### Stored rows

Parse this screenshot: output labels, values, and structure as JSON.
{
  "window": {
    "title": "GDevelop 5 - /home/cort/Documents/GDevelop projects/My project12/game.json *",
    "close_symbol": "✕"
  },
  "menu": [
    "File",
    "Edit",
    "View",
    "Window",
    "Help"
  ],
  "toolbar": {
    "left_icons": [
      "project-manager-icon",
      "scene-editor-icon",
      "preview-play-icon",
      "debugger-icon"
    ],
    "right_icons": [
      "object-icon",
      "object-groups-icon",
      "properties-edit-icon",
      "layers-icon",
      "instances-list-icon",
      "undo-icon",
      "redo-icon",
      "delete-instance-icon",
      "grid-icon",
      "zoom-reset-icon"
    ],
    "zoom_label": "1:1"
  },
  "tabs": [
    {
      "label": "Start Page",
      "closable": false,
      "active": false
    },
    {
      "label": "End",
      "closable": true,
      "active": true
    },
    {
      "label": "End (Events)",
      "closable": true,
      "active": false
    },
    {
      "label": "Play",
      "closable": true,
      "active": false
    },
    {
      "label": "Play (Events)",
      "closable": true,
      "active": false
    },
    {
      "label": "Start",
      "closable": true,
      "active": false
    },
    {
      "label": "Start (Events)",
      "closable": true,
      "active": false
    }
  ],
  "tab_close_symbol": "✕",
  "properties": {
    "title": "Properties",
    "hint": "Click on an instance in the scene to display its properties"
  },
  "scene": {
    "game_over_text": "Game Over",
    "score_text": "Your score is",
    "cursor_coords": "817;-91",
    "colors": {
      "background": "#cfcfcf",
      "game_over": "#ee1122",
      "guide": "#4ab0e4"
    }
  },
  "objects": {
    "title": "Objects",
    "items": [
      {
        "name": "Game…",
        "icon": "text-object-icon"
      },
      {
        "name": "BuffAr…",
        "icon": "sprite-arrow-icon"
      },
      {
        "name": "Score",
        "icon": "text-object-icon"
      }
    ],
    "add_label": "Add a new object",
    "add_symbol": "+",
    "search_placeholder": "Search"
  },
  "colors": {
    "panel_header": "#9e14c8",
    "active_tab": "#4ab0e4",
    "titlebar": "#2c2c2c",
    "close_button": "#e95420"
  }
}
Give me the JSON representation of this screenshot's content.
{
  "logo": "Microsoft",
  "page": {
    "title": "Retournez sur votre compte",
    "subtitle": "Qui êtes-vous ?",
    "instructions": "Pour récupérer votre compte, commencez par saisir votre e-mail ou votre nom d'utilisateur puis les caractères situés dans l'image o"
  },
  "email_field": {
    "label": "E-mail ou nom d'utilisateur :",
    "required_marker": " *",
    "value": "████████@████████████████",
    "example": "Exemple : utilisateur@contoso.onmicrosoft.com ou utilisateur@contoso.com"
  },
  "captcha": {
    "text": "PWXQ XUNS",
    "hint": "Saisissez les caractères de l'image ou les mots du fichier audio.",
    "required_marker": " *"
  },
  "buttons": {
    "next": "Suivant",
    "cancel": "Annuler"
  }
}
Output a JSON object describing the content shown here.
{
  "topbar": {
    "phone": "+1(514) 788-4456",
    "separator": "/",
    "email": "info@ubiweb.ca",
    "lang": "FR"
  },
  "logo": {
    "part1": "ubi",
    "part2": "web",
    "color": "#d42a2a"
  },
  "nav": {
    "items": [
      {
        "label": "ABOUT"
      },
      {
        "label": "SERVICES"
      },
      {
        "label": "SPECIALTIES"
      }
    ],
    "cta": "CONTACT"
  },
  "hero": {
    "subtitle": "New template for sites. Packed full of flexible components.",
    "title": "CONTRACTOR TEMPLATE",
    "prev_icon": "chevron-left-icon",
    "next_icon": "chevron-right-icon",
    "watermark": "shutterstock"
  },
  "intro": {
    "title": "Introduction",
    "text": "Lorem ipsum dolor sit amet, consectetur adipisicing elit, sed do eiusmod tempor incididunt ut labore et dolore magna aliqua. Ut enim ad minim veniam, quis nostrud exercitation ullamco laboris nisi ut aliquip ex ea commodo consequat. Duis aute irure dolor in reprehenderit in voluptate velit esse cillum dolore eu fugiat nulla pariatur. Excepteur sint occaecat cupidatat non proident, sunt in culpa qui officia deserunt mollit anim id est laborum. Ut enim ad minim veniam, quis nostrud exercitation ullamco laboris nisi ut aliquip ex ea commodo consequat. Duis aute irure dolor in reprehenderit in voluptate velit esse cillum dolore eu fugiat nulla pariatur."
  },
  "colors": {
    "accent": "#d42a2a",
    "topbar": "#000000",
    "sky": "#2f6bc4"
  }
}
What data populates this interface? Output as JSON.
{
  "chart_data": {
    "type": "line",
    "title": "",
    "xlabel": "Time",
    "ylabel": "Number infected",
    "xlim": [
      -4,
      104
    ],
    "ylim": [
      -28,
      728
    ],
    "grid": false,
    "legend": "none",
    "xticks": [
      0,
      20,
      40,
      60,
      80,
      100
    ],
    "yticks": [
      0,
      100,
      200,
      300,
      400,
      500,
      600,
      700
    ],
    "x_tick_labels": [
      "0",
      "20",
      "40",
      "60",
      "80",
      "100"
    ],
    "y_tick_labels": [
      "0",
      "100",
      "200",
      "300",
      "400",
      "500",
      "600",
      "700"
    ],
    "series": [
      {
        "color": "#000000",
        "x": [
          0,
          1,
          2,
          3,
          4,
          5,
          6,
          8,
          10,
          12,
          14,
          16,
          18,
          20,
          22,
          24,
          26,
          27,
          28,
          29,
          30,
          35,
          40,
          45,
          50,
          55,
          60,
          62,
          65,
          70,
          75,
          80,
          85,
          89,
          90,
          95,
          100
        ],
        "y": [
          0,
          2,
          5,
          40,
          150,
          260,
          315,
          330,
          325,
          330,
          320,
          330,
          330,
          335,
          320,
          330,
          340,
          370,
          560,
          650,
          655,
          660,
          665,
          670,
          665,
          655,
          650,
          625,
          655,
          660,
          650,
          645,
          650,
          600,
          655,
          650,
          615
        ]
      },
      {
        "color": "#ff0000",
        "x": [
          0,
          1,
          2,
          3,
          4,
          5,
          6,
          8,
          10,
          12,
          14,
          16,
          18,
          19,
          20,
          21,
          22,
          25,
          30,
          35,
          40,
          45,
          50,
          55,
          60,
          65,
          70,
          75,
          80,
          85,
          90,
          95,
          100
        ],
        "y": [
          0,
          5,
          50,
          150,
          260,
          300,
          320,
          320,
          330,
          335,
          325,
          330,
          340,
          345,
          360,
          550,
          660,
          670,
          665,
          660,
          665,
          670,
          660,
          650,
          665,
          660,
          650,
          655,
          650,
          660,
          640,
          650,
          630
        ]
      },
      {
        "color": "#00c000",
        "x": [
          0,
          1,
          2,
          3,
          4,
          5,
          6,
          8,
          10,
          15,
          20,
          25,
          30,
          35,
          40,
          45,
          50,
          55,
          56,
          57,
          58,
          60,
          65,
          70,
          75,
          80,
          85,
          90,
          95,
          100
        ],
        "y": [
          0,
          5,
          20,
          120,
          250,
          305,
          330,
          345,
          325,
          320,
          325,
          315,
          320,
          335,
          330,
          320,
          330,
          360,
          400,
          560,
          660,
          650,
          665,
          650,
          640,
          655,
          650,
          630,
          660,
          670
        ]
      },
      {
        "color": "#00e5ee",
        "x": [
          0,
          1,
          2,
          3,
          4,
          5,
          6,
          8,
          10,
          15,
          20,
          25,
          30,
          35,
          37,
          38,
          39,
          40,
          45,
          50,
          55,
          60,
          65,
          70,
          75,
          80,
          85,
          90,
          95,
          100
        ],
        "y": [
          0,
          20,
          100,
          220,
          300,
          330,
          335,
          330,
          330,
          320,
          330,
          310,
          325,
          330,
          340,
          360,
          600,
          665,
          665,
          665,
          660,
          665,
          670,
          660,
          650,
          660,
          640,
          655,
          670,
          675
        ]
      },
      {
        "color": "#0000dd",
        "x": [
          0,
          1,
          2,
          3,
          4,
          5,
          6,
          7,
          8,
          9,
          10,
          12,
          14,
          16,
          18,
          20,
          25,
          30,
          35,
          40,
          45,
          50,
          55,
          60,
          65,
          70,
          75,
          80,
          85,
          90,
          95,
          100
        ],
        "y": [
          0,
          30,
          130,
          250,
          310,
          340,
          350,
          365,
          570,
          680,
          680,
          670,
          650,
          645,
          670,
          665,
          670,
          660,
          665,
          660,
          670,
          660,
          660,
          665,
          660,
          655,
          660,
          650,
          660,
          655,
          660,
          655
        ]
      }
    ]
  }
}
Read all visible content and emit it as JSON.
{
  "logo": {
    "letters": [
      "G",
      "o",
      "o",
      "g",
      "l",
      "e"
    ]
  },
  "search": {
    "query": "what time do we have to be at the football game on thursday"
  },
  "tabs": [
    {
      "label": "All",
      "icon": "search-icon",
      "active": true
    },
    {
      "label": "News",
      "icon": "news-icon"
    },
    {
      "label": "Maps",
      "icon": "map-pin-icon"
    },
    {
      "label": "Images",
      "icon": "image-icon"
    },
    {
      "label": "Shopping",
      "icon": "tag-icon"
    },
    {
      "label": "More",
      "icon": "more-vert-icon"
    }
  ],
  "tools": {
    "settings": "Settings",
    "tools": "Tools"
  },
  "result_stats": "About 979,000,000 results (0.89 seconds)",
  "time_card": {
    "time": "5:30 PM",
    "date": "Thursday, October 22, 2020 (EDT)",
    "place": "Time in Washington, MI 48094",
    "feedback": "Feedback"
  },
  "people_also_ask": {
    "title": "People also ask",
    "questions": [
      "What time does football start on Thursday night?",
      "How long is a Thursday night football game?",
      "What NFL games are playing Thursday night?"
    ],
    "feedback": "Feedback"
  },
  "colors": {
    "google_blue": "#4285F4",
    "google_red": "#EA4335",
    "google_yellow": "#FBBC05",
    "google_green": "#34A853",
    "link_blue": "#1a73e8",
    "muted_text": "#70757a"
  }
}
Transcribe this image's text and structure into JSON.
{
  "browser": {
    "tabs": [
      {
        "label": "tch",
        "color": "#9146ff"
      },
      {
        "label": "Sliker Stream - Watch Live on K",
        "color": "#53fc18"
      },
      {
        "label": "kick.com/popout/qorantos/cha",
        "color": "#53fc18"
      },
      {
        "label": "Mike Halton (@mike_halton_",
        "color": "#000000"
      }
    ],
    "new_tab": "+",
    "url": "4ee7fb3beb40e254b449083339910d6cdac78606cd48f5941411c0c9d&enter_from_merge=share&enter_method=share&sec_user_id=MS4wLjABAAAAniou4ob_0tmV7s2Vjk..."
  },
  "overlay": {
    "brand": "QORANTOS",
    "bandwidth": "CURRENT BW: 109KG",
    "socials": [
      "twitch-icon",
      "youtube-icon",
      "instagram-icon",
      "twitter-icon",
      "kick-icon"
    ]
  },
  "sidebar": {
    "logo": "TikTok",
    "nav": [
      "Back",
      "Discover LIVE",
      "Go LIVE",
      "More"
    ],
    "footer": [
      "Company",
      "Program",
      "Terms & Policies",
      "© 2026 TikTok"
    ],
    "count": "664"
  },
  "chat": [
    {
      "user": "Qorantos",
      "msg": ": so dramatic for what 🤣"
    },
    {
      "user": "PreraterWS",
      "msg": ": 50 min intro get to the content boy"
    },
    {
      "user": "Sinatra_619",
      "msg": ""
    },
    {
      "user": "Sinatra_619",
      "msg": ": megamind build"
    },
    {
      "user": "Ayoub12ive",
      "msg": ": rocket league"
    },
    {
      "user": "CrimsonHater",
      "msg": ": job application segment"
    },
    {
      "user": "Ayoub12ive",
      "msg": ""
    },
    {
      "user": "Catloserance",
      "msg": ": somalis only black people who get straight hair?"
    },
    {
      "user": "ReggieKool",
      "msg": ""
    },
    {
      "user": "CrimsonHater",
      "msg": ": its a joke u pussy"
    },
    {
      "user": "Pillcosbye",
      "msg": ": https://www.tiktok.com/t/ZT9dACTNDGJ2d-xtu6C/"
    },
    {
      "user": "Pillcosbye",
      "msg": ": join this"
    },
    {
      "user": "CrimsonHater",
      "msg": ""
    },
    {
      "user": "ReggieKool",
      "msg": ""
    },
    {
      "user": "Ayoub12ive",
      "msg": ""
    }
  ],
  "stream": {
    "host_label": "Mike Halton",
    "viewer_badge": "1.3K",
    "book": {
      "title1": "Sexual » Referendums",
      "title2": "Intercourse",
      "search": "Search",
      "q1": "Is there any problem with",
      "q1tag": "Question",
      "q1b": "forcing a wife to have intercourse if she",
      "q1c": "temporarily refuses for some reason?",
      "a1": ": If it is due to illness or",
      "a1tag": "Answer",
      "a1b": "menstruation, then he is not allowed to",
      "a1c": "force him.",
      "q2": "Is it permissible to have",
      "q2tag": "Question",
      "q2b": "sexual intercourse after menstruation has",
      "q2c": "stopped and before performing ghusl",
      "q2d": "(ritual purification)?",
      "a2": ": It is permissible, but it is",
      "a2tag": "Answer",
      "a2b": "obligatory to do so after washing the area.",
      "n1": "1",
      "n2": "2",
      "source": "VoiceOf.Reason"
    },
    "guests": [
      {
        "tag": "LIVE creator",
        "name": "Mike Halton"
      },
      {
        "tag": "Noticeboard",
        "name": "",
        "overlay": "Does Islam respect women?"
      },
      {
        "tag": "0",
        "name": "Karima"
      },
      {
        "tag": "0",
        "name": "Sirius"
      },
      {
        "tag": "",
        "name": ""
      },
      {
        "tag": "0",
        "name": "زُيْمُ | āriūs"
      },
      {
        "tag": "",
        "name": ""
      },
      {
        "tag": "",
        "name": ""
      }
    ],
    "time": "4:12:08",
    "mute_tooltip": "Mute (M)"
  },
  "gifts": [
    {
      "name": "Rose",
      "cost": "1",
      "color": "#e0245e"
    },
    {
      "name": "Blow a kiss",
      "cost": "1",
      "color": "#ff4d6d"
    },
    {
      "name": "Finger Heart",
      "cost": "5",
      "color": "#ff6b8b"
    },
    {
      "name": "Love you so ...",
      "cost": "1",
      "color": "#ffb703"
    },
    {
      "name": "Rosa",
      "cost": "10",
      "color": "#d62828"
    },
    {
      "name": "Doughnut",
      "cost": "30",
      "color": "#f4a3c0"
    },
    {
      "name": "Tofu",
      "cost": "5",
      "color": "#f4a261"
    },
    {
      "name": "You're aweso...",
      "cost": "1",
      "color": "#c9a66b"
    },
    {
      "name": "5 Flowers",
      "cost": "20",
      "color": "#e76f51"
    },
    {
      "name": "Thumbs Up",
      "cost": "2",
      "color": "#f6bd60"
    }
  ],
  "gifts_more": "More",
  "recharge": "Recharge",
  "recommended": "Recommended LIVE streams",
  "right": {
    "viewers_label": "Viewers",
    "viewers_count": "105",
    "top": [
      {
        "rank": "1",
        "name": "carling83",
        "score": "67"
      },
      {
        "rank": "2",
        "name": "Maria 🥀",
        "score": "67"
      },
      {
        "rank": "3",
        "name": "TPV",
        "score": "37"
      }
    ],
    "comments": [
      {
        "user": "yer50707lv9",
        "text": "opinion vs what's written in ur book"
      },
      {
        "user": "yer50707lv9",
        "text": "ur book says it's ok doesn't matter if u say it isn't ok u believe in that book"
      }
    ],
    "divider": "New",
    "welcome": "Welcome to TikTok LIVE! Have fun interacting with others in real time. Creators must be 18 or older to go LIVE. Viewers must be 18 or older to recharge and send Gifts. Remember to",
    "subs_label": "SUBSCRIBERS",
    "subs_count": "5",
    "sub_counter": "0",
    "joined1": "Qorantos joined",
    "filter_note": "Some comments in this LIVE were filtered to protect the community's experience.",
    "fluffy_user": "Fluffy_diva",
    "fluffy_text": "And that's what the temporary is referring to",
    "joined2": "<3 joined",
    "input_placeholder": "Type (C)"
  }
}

### What is being asked
Pull out every line in the material above where "that" occurs.

### Answer below
        "text": "ur book says it's ok doesn't matter if u say it isn't ok u believe in that book"
    "fluffy_text": "And that's what the temporary is referring to",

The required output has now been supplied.